GOAL OF THE EXERCISE:
Copy out the lines that have "this" in them.

PROVIDED INFORMATION:

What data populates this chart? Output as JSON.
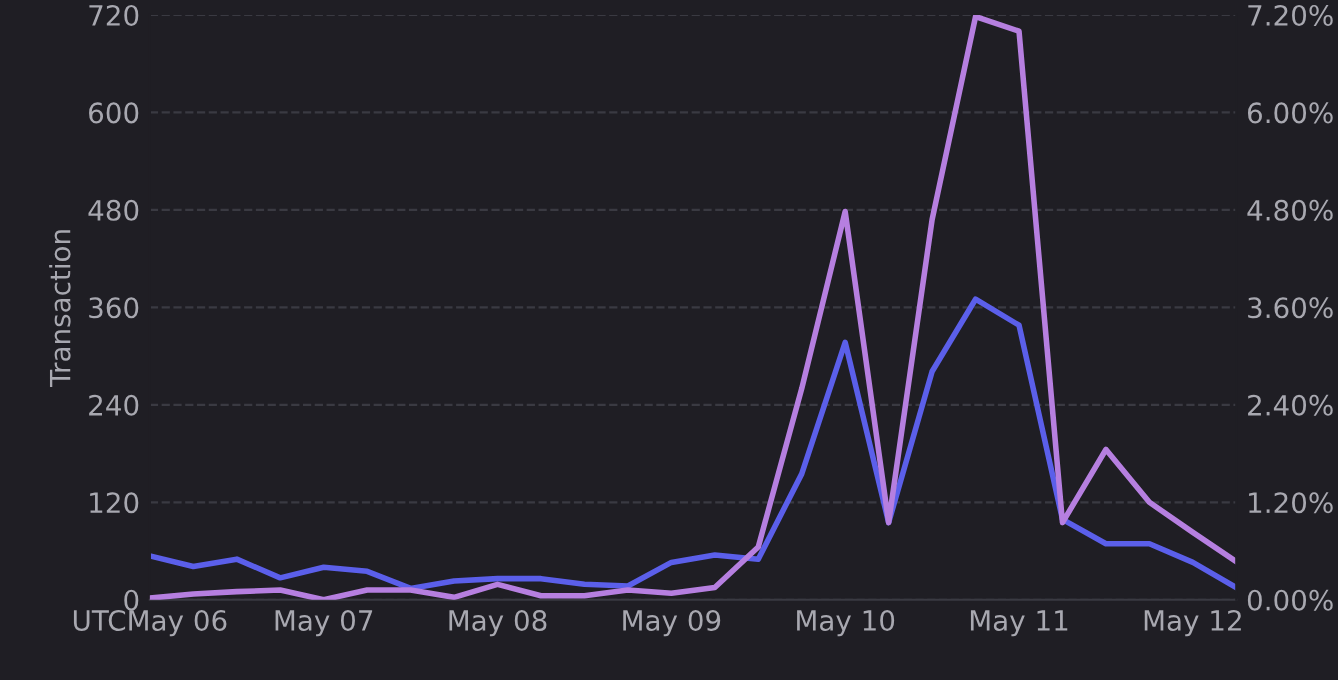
{
  "chart_data": {
    "type": "line",
    "ylabel": "Transaction",
    "categories": [
      "UTCMay 06",
      null,
      null,
      null,
      "May 07",
      null,
      null,
      null,
      "May 08",
      null,
      null,
      null,
      "May 09",
      null,
      null,
      null,
      "May 10",
      null,
      null,
      null,
      "May 11",
      null,
      null,
      null,
      "May 12",
      null
    ],
    "ylim": [
      0,
      720
    ],
    "yticks": [
      0,
      120,
      240,
      360,
      480,
      600,
      720
    ],
    "y2lim": [
      0,
      7.2
    ],
    "y2ticks": [
      {
        "value": 0,
        "label": "0.00%"
      },
      {
        "value": 1.2,
        "label": "1.20%"
      },
      {
        "value": 2.4,
        "label": "2.40%"
      },
      {
        "value": 3.6,
        "label": "3.60%"
      },
      {
        "value": 4.8,
        "label": "4.80%"
      },
      {
        "value": 6.0,
        "label": "6.00%"
      },
      {
        "value": 7.2,
        "label": "7.20%"
      }
    ],
    "grid": "y",
    "line_style": "solid",
    "marker": "none",
    "series": [
      {
        "color": "#5b5fea",
        "values": [
          54,
          41,
          50,
          27,
          40,
          35,
          14,
          23,
          26,
          26,
          19,
          17,
          46,
          55,
          50,
          155,
          317,
          95,
          281,
          370,
          338,
          99,
          69,
          69,
          46,
          15
        ]
      },
      {
        "color": "#b67fe0",
        "axis": "y2",
        "values": [
          0.02,
          0.07,
          0.1,
          0.12,
          0.0,
          0.12,
          0.12,
          0.03,
          0.19,
          0.05,
          0.05,
          0.12,
          0.08,
          0.15,
          0.65,
          2.6,
          4.78,
          0.95,
          4.68,
          7.18,
          7.0,
          0.95,
          1.85,
          1.2,
          0.83,
          0.47
        ]
      }
    ]
  }
}
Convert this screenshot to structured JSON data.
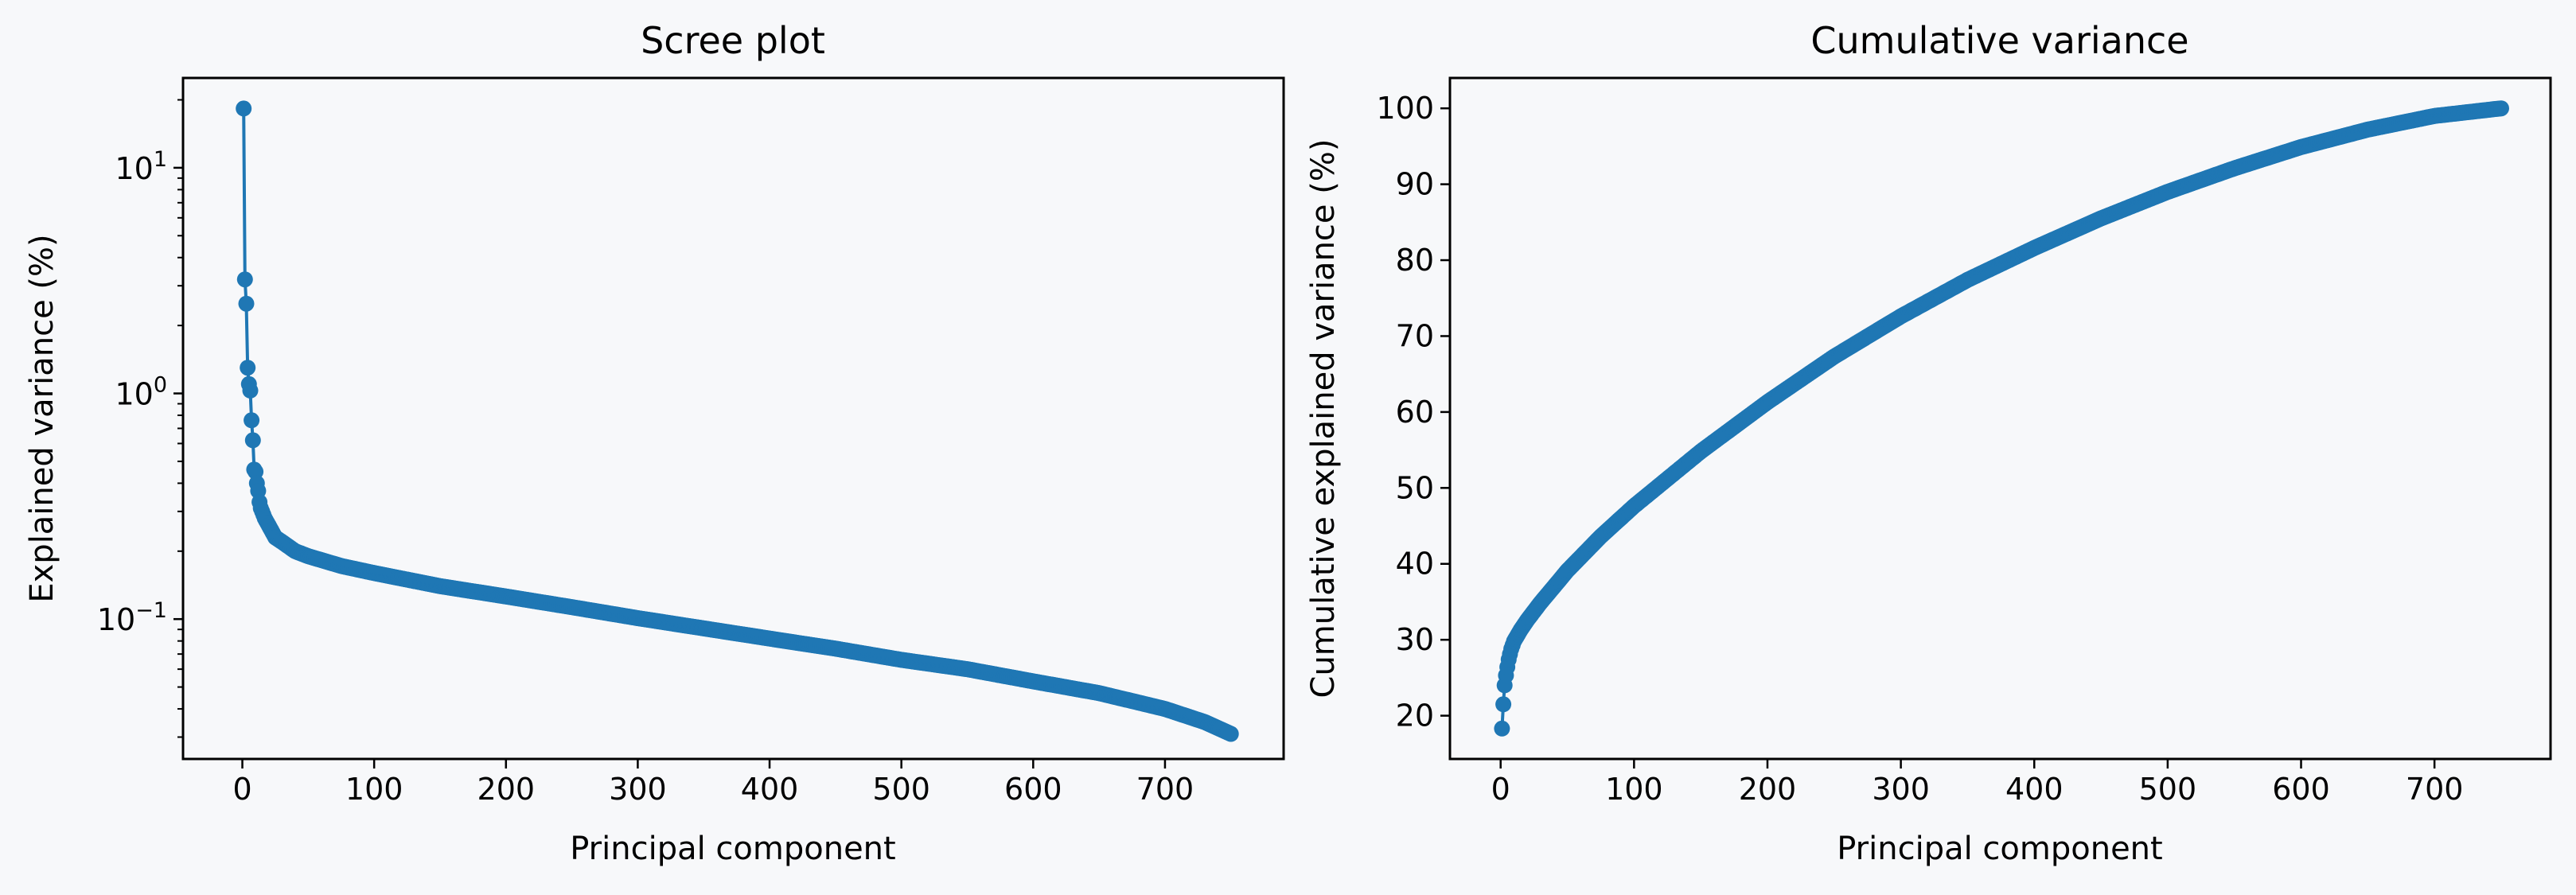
{
  "figure": {
    "background": "#f7f8fa",
    "series_color": "#1f77b4"
  },
  "chart_data": [
    {
      "type": "line",
      "title": "Scree plot",
      "xlabel": "Principal component",
      "ylabel": "Explained variance (%)",
      "yscale": "log",
      "xlim": [
        -45,
        790
      ],
      "ylim": [
        0.024,
        25
      ],
      "xticks": [
        0,
        100,
        200,
        300,
        400,
        500,
        600,
        700
      ],
      "yticks": [
        {
          "value": 0.1,
          "base": "10",
          "exp": "−1"
        },
        {
          "value": 1,
          "base": "10",
          "exp": "0"
        },
        {
          "value": 10,
          "base": "10",
          "exp": "1"
        }
      ],
      "markers": true,
      "grid": false,
      "n_components": 750,
      "points": [
        [
          1,
          18.3
        ],
        [
          2,
          3.2
        ],
        [
          3,
          2.5
        ],
        [
          4,
          1.3
        ],
        [
          5,
          1.1
        ],
        [
          6,
          1.03
        ],
        [
          7,
          0.76
        ],
        [
          8,
          0.62
        ],
        [
          9,
          0.46
        ],
        [
          10,
          0.45
        ],
        [
          11,
          0.4
        ],
        [
          12,
          0.37
        ],
        [
          13,
          0.33
        ],
        [
          14,
          0.31
        ],
        [
          15,
          0.3
        ],
        [
          17,
          0.28
        ],
        [
          20,
          0.26
        ],
        [
          25,
          0.23
        ],
        [
          30,
          0.22
        ],
        [
          40,
          0.2
        ],
        [
          50,
          0.19
        ],
        [
          75,
          0.172
        ],
        [
          100,
          0.16
        ],
        [
          150,
          0.14
        ],
        [
          200,
          0.126
        ],
        [
          250,
          0.113
        ],
        [
          300,
          0.101
        ],
        [
          350,
          0.091
        ],
        [
          400,
          0.082
        ],
        [
          450,
          0.074
        ],
        [
          500,
          0.066
        ],
        [
          550,
          0.06
        ],
        [
          600,
          0.053
        ],
        [
          650,
          0.047
        ],
        [
          700,
          0.04
        ],
        [
          730,
          0.035
        ],
        [
          750,
          0.031
        ]
      ]
    },
    {
      "type": "line",
      "title": "Cumulative variance",
      "xlabel": "Principal component",
      "ylabel": "Cumulative explained variance (%)",
      "xlim": [
        -38,
        787
      ],
      "ylim": [
        14.3,
        104
      ],
      "xticks": [
        0,
        100,
        200,
        300,
        400,
        500,
        600,
        700
      ],
      "yticks": [
        20,
        30,
        40,
        50,
        60,
        70,
        80,
        90,
        100
      ],
      "markers": true,
      "grid": false,
      "n_components": 750,
      "points": [
        [
          1,
          18.3
        ],
        [
          2,
          21.5
        ],
        [
          3,
          24.0
        ],
        [
          4,
          25.3
        ],
        [
          5,
          26.4
        ],
        [
          6,
          27.4
        ],
        [
          8,
          28.8
        ],
        [
          10,
          29.8
        ],
        [
          15,
          31.3
        ],
        [
          20,
          32.6
        ],
        [
          30,
          34.9
        ],
        [
          50,
          39.1
        ],
        [
          75,
          43.6
        ],
        [
          100,
          47.6
        ],
        [
          150,
          54.8
        ],
        [
          200,
          61.3
        ],
        [
          250,
          67.3
        ],
        [
          300,
          72.6
        ],
        [
          350,
          77.4
        ],
        [
          400,
          81.6
        ],
        [
          450,
          85.5
        ],
        [
          500,
          89.0
        ],
        [
          550,
          92.1
        ],
        [
          600,
          94.9
        ],
        [
          650,
          97.2
        ],
        [
          700,
          99.0
        ],
        [
          750,
          100.0
        ]
      ]
    }
  ]
}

RESPONSE TO THE EXERCISE:
What data populates this chart? Output as JSON.
Convert this screenshot to structured JSON data.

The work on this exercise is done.